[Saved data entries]

.....

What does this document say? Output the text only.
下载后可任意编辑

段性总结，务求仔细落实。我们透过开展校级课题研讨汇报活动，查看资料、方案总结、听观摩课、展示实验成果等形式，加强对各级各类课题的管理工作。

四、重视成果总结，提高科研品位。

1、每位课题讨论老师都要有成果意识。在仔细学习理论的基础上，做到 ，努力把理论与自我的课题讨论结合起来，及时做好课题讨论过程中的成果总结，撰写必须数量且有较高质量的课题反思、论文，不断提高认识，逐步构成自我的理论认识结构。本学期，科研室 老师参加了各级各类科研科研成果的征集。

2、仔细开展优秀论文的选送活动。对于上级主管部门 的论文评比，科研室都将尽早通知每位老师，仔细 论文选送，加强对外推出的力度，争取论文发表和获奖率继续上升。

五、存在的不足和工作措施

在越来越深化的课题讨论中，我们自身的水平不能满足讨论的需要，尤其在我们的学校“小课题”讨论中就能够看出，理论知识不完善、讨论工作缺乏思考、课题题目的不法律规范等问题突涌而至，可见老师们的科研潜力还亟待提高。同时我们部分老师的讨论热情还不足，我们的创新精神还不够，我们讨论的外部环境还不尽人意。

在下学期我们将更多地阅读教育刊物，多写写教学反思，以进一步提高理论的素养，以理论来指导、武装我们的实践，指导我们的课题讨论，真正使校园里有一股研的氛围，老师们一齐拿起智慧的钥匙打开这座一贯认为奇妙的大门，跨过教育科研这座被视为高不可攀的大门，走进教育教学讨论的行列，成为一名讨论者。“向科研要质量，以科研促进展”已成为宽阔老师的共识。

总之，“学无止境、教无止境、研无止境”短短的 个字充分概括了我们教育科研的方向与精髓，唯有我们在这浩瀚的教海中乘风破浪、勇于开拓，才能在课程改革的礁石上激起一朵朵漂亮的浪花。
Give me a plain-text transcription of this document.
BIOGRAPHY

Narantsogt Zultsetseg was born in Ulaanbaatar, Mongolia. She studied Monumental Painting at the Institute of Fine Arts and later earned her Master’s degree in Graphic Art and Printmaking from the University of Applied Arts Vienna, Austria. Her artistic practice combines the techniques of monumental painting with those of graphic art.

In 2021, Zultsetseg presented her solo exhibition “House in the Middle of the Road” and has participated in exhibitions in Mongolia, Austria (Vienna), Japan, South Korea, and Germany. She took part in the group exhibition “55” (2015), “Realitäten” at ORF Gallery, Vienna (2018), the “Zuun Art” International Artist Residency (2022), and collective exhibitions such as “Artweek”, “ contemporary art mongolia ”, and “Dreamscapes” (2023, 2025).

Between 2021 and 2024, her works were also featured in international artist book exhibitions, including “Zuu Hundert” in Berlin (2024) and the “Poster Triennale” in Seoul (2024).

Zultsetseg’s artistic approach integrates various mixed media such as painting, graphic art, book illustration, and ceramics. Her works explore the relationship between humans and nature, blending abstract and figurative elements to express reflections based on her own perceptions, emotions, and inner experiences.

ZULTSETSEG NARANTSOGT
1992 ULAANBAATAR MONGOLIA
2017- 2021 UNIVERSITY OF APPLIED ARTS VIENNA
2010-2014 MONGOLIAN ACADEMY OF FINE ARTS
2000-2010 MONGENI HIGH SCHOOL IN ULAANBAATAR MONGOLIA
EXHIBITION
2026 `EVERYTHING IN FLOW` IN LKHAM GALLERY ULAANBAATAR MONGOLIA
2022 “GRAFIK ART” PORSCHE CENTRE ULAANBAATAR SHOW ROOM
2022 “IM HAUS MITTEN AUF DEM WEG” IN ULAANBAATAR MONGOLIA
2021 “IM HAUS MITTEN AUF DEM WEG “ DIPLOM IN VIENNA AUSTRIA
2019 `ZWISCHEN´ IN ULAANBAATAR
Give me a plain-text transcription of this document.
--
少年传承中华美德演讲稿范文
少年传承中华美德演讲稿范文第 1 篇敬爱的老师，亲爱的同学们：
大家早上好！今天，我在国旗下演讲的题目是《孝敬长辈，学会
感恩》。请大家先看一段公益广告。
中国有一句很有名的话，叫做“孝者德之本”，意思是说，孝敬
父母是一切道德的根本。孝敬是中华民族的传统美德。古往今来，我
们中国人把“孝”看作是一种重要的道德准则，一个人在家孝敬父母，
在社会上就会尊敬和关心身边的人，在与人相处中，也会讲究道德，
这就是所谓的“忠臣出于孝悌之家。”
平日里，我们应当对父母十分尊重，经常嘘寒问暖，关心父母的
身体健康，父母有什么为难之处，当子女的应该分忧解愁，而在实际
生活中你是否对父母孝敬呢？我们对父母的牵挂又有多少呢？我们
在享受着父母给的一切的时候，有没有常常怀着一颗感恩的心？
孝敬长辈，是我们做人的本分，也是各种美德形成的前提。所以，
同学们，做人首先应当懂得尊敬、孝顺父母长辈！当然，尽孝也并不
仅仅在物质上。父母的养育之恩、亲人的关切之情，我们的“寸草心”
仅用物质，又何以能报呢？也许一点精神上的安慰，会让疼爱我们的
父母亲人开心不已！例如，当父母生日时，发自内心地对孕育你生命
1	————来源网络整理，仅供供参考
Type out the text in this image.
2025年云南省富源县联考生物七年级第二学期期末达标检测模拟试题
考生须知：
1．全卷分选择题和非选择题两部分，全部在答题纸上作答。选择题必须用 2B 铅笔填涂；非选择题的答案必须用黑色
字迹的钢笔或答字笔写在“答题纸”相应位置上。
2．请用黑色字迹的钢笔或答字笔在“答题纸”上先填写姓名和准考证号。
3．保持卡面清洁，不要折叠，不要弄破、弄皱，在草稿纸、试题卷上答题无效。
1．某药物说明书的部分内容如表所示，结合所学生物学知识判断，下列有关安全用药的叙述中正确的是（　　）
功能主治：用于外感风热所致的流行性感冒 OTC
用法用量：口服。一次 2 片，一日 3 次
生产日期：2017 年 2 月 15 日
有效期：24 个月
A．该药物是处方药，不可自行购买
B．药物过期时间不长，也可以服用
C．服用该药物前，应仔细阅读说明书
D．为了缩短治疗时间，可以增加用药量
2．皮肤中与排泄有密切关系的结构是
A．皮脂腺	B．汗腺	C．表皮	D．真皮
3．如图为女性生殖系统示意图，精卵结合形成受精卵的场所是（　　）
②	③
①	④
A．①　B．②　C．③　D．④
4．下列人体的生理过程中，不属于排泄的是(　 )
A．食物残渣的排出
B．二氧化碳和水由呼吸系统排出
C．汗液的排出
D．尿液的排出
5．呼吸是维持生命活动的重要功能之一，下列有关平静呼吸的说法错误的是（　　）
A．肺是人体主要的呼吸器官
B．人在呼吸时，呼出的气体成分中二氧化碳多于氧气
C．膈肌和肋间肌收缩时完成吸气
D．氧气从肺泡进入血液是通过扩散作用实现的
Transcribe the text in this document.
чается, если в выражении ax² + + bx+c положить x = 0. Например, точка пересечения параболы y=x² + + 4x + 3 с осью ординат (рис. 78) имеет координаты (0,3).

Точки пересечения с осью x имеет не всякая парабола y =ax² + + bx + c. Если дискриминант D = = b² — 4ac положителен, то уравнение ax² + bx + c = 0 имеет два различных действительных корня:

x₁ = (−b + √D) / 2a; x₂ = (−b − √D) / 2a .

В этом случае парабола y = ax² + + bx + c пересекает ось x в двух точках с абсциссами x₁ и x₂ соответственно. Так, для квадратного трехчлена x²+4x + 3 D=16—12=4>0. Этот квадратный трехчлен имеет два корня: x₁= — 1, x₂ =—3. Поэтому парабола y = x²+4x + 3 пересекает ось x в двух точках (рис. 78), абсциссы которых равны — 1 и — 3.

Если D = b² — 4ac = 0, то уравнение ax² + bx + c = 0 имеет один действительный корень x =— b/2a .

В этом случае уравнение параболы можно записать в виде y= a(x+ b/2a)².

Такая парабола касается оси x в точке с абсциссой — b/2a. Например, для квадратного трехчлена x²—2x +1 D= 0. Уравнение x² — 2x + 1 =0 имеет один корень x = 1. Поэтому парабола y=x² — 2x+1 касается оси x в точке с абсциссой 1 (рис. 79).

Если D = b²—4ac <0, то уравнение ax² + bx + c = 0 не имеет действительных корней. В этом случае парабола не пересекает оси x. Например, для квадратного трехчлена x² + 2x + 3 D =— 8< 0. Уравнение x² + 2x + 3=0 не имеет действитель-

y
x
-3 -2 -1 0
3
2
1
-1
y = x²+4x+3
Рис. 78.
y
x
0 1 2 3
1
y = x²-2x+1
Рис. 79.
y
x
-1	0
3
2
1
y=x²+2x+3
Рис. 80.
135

.....

- AIM OF THE EXERCISE
Count every line in the preceding entries where the string "graphic" appears, then state only the total.

- RESPONSE
2